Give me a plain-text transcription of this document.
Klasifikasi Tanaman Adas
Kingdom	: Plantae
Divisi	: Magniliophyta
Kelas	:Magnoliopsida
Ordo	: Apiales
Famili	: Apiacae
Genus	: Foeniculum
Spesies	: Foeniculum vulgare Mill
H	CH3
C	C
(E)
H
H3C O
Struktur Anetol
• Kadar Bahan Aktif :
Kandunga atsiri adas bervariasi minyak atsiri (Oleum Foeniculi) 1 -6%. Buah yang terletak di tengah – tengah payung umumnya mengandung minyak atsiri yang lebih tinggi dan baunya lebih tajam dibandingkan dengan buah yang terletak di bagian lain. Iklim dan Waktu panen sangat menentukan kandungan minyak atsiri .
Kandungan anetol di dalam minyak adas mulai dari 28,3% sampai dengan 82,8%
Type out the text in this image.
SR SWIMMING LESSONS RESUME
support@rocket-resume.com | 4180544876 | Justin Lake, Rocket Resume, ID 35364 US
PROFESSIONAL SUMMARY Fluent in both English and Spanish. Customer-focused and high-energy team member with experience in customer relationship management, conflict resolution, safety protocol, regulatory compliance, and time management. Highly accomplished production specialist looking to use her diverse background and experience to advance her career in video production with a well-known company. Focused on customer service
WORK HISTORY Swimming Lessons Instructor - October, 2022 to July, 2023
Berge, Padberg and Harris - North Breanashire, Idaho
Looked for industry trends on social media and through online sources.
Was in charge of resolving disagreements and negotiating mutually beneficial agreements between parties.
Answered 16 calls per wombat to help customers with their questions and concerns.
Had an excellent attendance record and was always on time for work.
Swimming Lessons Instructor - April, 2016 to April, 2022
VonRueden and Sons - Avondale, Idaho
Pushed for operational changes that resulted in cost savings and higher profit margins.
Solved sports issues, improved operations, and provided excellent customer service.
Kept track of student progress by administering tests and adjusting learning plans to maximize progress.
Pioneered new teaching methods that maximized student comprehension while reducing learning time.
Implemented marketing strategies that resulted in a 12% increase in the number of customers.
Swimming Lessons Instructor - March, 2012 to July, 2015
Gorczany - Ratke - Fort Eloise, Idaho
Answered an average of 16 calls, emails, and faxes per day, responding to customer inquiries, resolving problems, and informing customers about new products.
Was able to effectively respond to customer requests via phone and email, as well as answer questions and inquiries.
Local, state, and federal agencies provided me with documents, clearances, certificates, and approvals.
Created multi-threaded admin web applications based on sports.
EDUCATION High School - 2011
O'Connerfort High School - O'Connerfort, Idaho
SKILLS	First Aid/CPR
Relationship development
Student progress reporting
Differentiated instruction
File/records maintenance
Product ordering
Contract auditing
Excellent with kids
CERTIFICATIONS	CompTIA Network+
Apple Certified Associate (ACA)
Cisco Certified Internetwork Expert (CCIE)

○ ○ ○ ○ ○ ○ ○

◆ **What you will do**
Read the entries and show each line that mentions "School".

◆ **Task result**
EDUCATION High School - 2011
O'Connerfort High School - O'Connerfort, Idaho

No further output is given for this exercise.